Available data.
━━━━━━━━━━━━━━━━

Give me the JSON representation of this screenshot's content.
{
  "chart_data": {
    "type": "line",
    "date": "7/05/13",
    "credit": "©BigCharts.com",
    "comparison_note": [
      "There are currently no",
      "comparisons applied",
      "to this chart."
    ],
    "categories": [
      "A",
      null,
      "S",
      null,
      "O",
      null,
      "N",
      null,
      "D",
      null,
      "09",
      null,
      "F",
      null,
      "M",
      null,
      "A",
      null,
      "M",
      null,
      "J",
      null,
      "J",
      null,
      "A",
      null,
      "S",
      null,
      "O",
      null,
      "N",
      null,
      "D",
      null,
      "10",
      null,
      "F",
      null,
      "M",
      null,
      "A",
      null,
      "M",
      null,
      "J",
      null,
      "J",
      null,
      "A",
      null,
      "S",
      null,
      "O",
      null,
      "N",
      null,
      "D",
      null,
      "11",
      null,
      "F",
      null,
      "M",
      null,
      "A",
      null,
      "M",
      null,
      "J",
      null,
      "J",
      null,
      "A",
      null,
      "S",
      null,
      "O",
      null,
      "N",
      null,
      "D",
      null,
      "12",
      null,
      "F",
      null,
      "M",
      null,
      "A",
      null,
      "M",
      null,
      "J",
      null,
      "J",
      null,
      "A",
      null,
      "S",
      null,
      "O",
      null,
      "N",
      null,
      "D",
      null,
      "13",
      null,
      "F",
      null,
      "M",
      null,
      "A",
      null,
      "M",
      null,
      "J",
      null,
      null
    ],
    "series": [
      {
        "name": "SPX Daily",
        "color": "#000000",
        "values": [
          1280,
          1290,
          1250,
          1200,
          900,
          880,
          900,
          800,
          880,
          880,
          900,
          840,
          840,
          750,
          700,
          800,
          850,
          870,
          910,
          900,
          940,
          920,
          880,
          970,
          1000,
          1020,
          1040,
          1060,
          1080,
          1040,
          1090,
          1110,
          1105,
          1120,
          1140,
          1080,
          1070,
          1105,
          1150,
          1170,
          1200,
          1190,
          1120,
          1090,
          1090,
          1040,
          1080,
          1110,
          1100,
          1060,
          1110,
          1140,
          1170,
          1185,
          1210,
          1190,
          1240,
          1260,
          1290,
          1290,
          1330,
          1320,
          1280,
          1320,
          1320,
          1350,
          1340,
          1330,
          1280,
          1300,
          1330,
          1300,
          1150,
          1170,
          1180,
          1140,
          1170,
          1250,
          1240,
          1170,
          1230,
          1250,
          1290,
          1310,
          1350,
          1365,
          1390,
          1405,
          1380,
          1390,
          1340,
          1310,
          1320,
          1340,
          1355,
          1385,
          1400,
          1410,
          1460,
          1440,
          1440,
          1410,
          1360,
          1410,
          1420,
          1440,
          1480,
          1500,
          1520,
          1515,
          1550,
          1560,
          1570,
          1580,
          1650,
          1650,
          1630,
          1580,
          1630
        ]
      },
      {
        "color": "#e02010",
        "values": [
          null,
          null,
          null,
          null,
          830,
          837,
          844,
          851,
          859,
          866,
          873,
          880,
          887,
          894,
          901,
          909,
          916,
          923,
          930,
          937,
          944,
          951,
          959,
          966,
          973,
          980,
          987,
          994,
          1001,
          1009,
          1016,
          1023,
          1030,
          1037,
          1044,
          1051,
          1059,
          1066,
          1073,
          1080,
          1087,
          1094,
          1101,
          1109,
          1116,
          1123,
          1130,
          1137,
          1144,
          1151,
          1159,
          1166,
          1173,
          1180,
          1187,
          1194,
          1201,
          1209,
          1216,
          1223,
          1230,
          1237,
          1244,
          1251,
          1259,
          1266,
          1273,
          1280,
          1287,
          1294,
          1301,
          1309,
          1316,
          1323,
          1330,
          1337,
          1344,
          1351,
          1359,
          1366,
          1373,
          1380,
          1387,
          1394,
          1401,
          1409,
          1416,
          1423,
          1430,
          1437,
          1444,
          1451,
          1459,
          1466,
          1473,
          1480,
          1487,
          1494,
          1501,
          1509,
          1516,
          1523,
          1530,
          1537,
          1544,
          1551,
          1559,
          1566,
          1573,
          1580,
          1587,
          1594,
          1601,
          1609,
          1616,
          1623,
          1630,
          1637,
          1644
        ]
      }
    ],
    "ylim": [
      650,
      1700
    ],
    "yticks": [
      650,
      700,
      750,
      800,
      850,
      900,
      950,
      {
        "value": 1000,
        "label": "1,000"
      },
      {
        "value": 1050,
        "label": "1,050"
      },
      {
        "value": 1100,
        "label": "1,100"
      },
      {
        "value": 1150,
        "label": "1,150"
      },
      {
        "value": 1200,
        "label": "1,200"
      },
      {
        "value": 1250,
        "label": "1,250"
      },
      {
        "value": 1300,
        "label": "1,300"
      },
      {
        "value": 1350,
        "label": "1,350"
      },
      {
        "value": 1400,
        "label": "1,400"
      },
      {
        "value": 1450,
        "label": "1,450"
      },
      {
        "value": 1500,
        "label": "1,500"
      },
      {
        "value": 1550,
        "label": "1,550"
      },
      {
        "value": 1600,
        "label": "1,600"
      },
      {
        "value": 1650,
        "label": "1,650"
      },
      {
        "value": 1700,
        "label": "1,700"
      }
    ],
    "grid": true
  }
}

━━━━━━━━━━━━━━━━

Brief.
Copy every line above in which the string "this" shows up.

Finished exercise.
Give me the JSON representation of this screenshot's content.
      "to this chart."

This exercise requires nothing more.